## [Task directions]
Look through the records that follow. Copy every line containing the word "званий".

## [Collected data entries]
--*--
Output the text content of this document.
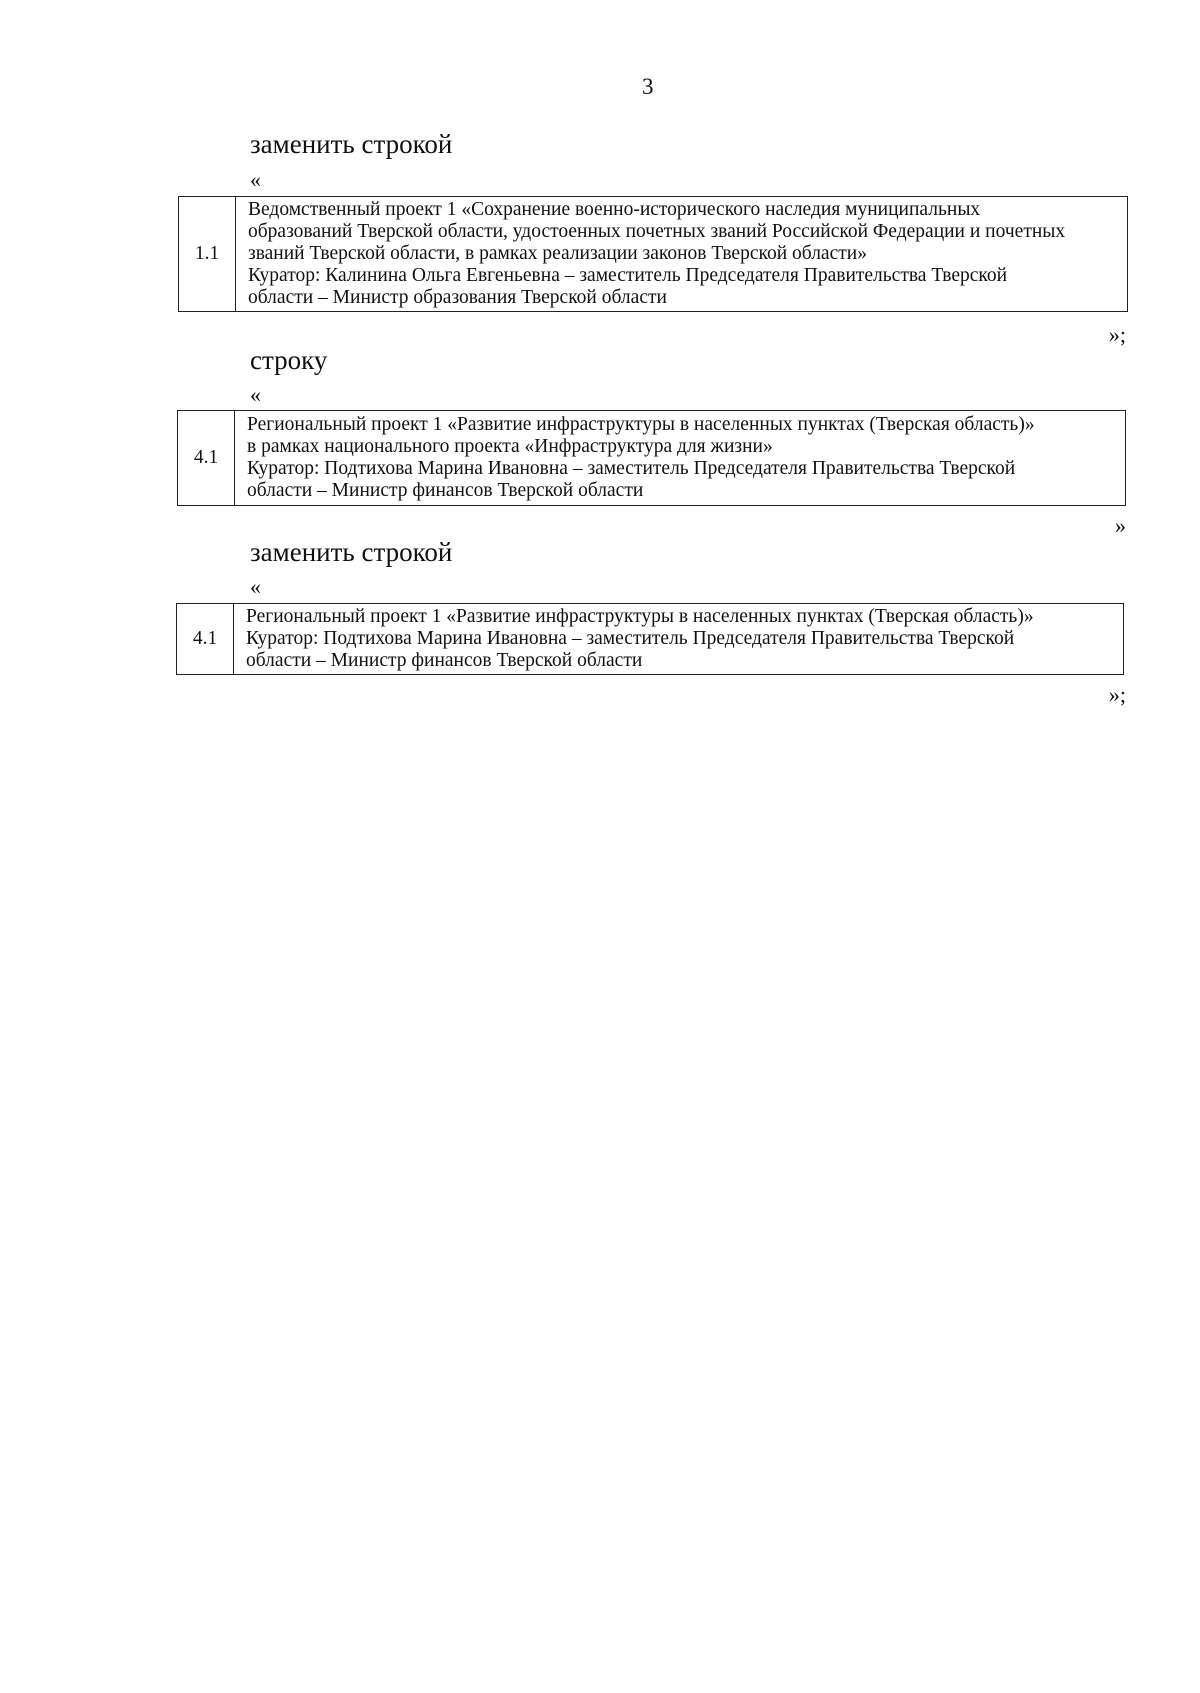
3
заменить строкой
«
1.1	
Ведомственный проект 1 «Сохранение военно-исторического наследия муниципальных
образований Тверской области, удостоенных почетных званий Российской Федерации и почетных
званий Тверской области, в рамках реализации законов Тверской области»
Куратор: Калинина Ольга Евгеньевна – заместитель Председателя Правительства Тверской
области – Министр образования Тверской области
»;
строку
«
4.1	
Региональный проект 1 «Развитие инфраструктуры в населенных пунктах (Тверская область)»
в рамках национального проекта «Инфраструктура для жизни»
Куратор: Подтихова Марина Ивановна – заместитель Председателя Правительства Тверской
области – Министр финансов Тверской области
»
заменить строкой
«
4.1	
Региональный проект 1 «Развитие инфраструктуры в населенных пунктах (Тверская область)»
Куратор: Подтихова Марина Ивановна – заместитель Председателя Правительства Тверской
области – Министр финансов Тверской области
»;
--*--
## [Worked answer]
образований Тверской области, удостоенных почетных званий Российской Федерации и почетных
званий Тверской области, в рамках реализации законов Тверской области»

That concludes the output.